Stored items
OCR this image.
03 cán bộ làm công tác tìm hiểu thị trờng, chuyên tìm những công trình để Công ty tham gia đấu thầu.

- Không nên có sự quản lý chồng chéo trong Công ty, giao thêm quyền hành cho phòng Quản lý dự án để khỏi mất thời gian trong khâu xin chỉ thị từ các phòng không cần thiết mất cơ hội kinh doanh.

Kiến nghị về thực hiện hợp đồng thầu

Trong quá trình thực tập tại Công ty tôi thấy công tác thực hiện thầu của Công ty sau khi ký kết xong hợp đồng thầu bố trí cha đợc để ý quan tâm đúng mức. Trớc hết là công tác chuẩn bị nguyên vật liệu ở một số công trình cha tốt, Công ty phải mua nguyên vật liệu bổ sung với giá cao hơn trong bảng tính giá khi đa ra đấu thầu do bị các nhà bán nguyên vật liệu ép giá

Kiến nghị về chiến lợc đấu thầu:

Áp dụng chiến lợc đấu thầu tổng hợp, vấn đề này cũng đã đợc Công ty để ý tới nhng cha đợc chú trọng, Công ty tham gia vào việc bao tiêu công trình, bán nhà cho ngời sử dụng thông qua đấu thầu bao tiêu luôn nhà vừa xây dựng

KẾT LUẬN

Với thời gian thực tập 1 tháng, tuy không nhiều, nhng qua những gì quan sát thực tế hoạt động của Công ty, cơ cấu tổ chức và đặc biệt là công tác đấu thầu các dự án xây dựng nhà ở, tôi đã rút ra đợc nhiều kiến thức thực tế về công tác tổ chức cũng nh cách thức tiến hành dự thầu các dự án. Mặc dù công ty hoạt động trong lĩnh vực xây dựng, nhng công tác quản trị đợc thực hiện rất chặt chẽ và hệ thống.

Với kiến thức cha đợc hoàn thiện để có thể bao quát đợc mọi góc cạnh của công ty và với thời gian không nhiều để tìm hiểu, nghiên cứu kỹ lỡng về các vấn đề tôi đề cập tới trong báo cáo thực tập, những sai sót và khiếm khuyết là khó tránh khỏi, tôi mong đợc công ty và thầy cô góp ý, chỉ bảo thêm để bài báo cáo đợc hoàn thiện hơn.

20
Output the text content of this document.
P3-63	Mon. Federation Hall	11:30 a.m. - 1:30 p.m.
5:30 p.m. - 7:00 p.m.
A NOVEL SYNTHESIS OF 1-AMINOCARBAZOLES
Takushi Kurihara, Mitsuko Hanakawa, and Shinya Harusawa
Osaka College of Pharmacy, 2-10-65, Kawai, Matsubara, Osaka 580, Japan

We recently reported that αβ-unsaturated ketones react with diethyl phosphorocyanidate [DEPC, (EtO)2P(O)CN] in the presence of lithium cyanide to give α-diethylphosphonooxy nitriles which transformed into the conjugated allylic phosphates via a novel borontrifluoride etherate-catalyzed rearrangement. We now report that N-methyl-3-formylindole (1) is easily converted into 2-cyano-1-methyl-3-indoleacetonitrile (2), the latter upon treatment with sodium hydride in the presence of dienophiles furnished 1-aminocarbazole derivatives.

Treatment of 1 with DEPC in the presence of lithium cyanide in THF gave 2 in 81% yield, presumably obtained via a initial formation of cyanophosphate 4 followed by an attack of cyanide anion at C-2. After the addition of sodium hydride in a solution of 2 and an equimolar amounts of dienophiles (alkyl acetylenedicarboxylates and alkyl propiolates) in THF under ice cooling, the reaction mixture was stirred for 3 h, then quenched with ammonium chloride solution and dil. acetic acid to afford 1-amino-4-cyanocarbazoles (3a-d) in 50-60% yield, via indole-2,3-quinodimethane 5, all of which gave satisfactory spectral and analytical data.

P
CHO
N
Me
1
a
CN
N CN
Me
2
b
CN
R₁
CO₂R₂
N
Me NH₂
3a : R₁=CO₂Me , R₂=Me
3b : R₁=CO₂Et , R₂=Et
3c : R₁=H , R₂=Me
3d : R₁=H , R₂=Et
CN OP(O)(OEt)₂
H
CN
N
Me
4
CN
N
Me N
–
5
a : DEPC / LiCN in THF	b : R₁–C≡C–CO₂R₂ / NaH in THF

> _Direction_:
Reproduce the material precisely, including every line.

> _Written answer_:
OCR this image.
03 cán bộ làm công tác tìm hiểu thị trờng, chuyên tìm những công trình để Công ty tham gia đấu thầu.

- Không nên có sự quản lý chồng chéo trong Công ty, giao thêm quyền hành cho phòng Quản lý dự án để khỏi mất thời gian trong khâu xin chỉ thị từ các phòng không cần thiết mất cơ hội kinh doanh.

Kiến nghị về thực hiện hợp đồng thầu

Trong quá trình thực tập tại Công ty tôi thấy công tác thực hiện thầu của Công ty sau khi ký kết xong hợp đồng thầu bố trí cha đợc để ý quan tâm đúng mức. Trớc hết là công tác chuẩn bị nguyên vật liệu ở một số công trình cha tốt, Công ty phải mua nguyên vật liệu bổ sung với giá cao hơn trong bảng tính giá khi đa ra đấu thầu do bị các nhà bán nguyên vật liệu ép giá

Kiến nghị về chiến lợc đấu thầu:

Áp dụng chiến lợc đấu thầu tổng hợp, vấn đề này cũng đã đợc Công ty để ý tới nhng cha đợc chú trọng, Công ty tham gia vào việc bao tiêu công trình, bán nhà cho ngời sử dụng thông qua đấu thầu bao tiêu luôn nhà vừa xây dựng

KẾT LUẬN

Với thời gian thực tập 1 tháng, tuy không nhiều, nhng qua những gì quan sát thực tế hoạt động của Công ty, cơ cấu tổ chức và đặc biệt là công tác đấu thầu các dự án xây dựng nhà ở, tôi đã rút ra đợc nhiều kiến thức thực tế về công tác tổ chức cũng nh cách thức tiến hành dự thầu các dự án. Mặc dù công ty hoạt động trong lĩnh vực xây dựng, nhng công tác quản trị đợc thực hiện rất chặt chẽ và hệ thống.

Với kiến thức cha đợc hoàn thiện để có thể bao quát đợc mọi góc cạnh của công ty và với thời gian không nhiều để tìm hiểu, nghiên cứu kỹ lỡng về các vấn đề tôi đề cập tới trong báo cáo thực tập, những sai sót và khiếm khuyết là khó tránh khỏi, tôi mong đợc công ty và thầy cô góp ý, chỉ bảo thêm để bài báo cáo đợc hoàn thiện hơn.

20
Output the text content of this document.
P3-63	Mon. Federation Hall	11:30 a.m. - 1:30 p.m.
5:30 p.m. - 7:00 p.m.
A NOVEL SYNTHESIS OF 1-AMINOCARBAZOLES
Takushi Kurihara, Mitsuko Hanakawa, and Shinya Harusawa
Osaka College of Pharmacy, 2-10-65, Kawai, Matsubara, Osaka 580, Japan

We recently reported that αβ-unsaturated ketones react with diethyl phosphorocyanidate [DEPC, (EtO)2P(O)CN] in the presence of lithium cyanide to give α-diethylphosphonooxy nitriles which transformed into the conjugated allylic phosphates via a novel borontrifluoride etherate-catalyzed rearrangement. We now report that N-methyl-3-formylindole (1) is easily converted into 2-cyano-1-methyl-3-indoleacetonitrile (2), the latter upon treatment with sodium hydride in the presence of dienophiles furnished 1-aminocarbazole derivatives.

Treatment of 1 with DEPC in the presence of lithium cyanide in THF gave 2 in 81% yield, presumably obtained via a initial formation of cyanophosphate 4 followed by an attack of cyanide anion at C-2. After the addition of sodium hydride in a solution of 2 and an equimolar amounts of dienophiles (alkyl acetylenedicarboxylates and alkyl propiolates) in THF under ice cooling, the reaction mixture was stirred for 3 h, then quenched with ammonium chloride solution and dil. acetic acid to afford 1-amino-4-cyanocarbazoles (3a-d) in 50-60% yield, via indole-2,3-quinodimethane 5, all of which gave satisfactory spectral and analytical data.

P
CHO
N
Me
1
a
CN
N CN
Me
2
b
CN
R₁
CO₂R₂
N
Me NH₂
3a : R₁=CO₂Me , R₂=Me
3b : R₁=CO₂Et , R₂=Et
3c : R₁=H , R₂=Me
3d : R₁=H , R₂=Et
CN OP(O)(OEt)₂
H
CN
N
Me
4
CN
N
Me N
–
5
a : DEPC / LiCN in THF	b : R₁–C≡C–CO₂R₂ / NaH in THF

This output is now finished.